* Aim: In the rows from the first one up to and including the line with "720, 196, 804]", change "interactable" to "clickable" and give those lines again with everything else unchanged.

== == ==

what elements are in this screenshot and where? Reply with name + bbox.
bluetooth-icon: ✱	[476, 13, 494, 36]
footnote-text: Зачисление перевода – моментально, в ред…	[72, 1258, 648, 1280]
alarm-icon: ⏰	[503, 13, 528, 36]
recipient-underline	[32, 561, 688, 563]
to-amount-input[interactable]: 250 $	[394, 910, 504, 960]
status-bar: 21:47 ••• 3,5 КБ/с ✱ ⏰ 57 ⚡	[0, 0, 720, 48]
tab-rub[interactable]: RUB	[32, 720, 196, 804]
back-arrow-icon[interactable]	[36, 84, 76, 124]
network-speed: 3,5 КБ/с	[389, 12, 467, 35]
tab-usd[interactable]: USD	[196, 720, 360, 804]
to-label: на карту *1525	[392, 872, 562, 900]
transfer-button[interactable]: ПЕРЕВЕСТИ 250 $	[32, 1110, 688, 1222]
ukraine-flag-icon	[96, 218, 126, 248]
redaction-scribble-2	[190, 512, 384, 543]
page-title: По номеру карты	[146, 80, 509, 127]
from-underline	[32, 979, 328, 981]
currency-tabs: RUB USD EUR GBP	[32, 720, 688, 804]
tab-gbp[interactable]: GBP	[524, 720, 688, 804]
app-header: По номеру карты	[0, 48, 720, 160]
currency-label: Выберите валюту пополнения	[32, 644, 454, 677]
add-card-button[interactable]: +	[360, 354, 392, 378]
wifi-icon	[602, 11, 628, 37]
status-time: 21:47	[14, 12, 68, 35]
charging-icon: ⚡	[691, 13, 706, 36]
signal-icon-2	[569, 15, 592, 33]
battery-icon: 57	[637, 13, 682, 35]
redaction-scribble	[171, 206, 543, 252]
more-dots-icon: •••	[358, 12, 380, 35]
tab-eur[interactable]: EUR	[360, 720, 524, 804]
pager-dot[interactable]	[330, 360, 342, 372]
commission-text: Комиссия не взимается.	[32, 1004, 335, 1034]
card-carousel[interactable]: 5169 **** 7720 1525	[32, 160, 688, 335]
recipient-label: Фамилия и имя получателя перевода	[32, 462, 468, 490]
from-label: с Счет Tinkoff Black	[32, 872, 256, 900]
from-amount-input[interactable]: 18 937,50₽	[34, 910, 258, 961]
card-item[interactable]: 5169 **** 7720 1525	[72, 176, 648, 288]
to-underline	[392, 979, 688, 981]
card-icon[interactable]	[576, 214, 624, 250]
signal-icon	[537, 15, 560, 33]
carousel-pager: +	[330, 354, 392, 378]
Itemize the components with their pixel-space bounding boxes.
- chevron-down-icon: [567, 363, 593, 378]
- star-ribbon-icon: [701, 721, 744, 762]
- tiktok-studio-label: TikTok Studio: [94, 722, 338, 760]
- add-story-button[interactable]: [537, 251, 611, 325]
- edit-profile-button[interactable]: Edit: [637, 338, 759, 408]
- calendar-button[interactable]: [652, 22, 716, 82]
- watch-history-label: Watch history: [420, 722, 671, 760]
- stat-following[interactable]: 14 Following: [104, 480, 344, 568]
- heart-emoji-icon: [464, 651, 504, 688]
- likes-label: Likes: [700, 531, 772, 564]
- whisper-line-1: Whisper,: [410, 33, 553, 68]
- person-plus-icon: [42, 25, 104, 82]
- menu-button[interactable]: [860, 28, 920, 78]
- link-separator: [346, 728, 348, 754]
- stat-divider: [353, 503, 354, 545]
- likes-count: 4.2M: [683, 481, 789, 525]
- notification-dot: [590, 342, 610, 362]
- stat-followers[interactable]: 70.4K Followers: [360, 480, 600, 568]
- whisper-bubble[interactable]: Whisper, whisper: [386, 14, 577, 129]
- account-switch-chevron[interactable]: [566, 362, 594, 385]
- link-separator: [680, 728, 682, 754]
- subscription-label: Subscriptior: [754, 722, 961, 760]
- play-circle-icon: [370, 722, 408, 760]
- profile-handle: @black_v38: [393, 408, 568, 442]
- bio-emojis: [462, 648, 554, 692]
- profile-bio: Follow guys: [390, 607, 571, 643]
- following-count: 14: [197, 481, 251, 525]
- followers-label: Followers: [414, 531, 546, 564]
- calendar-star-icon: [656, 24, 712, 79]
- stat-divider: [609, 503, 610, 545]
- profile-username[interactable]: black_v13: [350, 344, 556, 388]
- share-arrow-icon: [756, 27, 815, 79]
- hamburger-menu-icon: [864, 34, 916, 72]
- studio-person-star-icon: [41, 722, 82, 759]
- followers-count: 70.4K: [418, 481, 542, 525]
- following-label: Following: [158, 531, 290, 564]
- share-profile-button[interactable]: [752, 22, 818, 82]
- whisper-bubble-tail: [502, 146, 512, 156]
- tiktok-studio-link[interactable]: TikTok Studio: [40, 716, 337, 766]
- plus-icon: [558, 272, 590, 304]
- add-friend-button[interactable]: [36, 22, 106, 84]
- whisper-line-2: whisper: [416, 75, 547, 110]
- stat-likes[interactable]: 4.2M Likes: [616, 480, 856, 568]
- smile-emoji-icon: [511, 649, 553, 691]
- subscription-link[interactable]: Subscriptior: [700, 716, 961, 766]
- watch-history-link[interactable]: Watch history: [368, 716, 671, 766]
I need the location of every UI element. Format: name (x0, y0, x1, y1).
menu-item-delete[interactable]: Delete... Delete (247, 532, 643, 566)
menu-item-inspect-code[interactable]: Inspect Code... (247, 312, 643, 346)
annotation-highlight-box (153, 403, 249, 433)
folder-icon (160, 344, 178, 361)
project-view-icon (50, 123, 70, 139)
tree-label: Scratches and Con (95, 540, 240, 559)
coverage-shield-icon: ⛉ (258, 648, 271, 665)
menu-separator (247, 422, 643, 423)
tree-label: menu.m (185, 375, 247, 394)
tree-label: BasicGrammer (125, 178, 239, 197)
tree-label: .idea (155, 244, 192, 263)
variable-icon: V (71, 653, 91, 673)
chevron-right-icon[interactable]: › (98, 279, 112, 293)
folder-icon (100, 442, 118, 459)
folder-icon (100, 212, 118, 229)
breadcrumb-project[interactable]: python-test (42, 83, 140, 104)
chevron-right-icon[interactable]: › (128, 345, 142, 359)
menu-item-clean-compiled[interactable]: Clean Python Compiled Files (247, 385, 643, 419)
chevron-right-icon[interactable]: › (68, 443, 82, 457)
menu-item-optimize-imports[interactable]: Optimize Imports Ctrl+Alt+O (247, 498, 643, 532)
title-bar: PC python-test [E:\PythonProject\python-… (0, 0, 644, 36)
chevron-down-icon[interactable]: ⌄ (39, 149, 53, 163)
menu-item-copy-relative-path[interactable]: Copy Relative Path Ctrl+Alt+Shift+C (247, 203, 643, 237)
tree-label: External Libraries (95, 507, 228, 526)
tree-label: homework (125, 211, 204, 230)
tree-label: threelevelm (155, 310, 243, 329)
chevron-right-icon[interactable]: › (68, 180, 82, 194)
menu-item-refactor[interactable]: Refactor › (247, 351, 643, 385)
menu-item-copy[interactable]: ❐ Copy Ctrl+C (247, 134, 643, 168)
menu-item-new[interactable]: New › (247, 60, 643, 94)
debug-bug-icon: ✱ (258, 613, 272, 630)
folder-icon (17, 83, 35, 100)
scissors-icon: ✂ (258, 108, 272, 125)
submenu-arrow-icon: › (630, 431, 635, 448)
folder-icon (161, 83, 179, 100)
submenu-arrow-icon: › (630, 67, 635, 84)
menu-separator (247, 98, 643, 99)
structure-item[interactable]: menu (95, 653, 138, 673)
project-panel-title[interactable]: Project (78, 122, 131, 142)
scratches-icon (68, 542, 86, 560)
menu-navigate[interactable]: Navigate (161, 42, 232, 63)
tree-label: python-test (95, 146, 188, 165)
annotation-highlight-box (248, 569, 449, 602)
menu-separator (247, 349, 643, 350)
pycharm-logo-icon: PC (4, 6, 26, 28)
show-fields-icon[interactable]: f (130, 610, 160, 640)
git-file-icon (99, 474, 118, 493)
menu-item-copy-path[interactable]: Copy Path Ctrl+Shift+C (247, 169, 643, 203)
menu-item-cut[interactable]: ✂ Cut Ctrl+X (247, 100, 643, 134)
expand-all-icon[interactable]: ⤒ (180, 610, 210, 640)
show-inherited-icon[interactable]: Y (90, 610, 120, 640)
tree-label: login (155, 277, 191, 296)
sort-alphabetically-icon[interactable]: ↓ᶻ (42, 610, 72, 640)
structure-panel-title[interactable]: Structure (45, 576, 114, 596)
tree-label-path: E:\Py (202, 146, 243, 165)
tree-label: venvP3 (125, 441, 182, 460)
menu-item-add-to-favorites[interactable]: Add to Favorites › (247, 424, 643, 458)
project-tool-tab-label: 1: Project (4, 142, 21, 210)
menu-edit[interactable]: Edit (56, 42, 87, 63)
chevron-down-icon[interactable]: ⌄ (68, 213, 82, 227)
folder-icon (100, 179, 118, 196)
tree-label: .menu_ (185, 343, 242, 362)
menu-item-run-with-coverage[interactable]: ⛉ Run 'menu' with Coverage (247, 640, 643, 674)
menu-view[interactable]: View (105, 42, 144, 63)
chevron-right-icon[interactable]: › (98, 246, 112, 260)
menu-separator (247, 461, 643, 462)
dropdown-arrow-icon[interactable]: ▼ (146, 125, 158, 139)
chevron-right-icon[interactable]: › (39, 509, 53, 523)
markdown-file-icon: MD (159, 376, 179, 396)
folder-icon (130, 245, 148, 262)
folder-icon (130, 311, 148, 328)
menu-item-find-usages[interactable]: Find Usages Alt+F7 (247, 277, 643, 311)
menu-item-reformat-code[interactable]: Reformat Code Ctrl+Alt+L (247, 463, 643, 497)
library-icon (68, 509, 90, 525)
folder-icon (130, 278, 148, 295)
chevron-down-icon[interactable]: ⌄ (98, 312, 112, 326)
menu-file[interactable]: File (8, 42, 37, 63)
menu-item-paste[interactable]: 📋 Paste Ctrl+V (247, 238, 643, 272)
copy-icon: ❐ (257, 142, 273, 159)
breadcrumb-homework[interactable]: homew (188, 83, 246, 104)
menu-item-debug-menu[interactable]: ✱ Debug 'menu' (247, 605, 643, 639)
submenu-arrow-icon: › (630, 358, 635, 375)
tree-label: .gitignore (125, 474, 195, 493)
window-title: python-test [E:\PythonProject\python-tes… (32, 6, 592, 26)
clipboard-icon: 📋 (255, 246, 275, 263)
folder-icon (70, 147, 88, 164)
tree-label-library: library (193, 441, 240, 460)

== == ==

* Written answer:
what elements are in this screenshot and where? Reply with name + bbox.
bluetooth-icon: ✱	[476, 13, 494, 36]
footnote-text: Зачисление перевода – моментально, в ред…	[72, 1258, 648, 1280]
alarm-icon: ⏰	[503, 13, 528, 36]
recipient-underline	[32, 561, 688, 563]
to-amount-input[clickable]: 250 $	[394, 910, 504, 960]
status-bar: 21:47 ••• 3,5 КБ/с ✱ ⏰ 57 ⚡	[0, 0, 720, 48]
tab-rub[clickable]: RUB	[32, 720, 196, 804]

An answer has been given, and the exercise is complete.